[START EXERCISE INPUT]
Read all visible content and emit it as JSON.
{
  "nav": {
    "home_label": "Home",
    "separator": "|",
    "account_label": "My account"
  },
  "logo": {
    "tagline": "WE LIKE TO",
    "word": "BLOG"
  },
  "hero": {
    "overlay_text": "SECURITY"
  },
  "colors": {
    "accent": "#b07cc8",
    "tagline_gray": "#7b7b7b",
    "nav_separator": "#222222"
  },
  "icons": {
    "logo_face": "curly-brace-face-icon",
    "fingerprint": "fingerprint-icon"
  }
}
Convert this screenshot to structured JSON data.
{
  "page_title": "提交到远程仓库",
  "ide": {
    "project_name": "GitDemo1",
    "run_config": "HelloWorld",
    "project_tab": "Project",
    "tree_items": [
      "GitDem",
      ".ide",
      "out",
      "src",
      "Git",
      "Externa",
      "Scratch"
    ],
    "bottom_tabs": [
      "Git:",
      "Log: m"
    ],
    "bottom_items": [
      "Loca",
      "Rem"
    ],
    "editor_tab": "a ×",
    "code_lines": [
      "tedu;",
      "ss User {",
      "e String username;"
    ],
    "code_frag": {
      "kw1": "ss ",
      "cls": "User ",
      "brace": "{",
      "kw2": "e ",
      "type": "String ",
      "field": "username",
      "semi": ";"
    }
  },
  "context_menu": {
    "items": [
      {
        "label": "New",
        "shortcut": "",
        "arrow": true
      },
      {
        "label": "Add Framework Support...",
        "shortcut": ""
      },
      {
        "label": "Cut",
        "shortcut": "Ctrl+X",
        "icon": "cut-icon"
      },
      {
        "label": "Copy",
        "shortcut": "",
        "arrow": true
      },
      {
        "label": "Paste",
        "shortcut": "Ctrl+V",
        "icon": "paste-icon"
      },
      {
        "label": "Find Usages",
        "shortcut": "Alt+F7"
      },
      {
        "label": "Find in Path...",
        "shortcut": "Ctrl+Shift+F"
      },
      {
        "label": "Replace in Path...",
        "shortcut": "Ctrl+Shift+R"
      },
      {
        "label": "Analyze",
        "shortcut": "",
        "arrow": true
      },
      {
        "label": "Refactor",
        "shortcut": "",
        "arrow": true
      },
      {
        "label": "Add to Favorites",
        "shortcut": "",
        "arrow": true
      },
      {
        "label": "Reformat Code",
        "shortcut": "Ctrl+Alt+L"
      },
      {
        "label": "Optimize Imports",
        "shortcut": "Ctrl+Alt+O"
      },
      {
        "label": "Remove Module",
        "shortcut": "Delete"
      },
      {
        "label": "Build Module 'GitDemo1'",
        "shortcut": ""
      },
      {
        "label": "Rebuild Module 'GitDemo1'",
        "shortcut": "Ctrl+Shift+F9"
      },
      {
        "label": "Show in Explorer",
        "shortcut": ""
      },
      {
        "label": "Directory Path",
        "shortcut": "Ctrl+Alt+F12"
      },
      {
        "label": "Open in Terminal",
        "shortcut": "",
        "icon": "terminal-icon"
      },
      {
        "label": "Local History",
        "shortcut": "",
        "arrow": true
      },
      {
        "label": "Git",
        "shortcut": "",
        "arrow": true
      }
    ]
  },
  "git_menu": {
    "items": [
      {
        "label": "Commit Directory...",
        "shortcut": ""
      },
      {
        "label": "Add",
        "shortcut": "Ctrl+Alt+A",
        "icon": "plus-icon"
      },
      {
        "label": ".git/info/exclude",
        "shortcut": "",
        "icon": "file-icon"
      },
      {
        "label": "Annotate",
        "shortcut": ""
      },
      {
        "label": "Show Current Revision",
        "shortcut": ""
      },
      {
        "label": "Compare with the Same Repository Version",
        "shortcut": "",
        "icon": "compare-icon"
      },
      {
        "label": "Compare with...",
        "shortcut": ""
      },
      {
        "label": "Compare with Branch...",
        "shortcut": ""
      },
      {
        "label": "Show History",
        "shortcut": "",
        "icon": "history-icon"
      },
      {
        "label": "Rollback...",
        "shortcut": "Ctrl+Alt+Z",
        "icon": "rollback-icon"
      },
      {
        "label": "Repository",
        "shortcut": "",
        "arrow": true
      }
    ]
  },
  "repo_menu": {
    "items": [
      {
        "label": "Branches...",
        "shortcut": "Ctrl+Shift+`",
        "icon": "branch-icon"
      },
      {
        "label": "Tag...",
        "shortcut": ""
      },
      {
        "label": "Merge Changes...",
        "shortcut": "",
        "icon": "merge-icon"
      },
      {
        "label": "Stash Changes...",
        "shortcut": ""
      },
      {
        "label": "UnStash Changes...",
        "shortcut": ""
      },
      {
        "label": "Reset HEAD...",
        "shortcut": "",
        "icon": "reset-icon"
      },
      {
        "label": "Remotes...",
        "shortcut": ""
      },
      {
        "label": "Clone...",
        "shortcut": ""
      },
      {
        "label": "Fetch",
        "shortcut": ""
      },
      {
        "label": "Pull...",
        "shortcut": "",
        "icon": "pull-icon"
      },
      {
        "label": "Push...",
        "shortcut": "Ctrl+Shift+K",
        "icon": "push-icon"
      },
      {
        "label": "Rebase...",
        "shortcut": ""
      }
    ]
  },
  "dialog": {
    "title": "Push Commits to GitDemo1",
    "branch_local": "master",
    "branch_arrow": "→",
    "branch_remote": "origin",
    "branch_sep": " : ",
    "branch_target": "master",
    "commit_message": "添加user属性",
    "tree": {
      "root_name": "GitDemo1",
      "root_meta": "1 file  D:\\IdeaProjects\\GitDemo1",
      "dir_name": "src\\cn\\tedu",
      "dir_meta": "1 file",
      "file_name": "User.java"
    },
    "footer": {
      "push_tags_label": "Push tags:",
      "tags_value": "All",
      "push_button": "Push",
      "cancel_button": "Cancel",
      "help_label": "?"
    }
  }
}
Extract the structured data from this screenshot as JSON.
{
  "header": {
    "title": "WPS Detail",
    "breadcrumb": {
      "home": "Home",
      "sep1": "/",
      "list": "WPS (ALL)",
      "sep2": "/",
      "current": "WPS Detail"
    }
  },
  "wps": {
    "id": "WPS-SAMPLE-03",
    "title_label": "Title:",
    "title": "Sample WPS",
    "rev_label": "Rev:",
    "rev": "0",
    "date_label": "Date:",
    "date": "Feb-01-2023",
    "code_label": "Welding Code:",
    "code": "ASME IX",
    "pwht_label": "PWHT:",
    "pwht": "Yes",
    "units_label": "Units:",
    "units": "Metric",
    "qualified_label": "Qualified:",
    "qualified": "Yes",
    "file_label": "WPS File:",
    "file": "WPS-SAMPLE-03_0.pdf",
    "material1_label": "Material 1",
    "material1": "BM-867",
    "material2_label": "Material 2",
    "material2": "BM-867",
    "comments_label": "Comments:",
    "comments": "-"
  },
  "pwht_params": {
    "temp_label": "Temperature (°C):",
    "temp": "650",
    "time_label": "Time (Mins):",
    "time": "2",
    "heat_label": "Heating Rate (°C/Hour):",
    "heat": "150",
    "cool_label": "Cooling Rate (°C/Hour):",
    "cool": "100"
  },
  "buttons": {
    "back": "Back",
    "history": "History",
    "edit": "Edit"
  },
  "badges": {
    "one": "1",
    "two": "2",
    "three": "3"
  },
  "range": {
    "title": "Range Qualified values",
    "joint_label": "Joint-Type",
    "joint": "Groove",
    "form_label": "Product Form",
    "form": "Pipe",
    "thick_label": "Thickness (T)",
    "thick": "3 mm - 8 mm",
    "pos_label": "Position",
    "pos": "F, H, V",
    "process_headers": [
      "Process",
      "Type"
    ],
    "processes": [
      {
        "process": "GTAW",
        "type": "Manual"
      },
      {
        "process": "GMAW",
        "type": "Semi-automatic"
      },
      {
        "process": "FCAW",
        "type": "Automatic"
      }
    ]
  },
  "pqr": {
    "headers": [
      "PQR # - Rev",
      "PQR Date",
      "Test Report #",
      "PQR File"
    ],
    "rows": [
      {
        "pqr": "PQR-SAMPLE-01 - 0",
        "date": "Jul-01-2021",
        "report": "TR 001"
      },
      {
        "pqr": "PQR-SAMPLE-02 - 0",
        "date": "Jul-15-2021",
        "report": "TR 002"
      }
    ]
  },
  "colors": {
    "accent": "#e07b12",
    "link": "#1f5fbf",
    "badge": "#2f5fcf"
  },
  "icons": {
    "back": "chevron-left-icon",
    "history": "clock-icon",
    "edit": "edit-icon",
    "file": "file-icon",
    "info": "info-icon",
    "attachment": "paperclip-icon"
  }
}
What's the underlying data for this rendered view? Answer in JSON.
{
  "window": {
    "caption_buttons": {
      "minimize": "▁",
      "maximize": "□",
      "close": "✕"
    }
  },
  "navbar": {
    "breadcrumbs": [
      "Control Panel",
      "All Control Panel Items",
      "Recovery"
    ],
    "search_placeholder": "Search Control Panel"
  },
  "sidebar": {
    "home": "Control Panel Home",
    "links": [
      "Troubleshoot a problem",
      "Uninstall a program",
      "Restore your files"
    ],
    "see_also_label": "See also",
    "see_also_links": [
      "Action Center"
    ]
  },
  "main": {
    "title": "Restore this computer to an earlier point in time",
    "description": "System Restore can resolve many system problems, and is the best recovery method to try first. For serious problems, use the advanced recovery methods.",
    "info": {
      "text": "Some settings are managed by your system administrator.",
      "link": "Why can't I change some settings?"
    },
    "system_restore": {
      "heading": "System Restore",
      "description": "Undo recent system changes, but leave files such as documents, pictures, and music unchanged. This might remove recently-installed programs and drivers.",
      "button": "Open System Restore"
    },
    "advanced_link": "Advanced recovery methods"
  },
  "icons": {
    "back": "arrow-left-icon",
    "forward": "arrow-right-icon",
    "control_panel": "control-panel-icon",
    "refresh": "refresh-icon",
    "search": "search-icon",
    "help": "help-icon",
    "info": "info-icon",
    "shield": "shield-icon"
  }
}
[END EXERCISE INPUT]
EXERCISE: In the material above, find the lines that contain "brace" and show them.

CORRECT ANSWER:
    "logo_face": "curly-brace-face-icon",
      "brace": "{",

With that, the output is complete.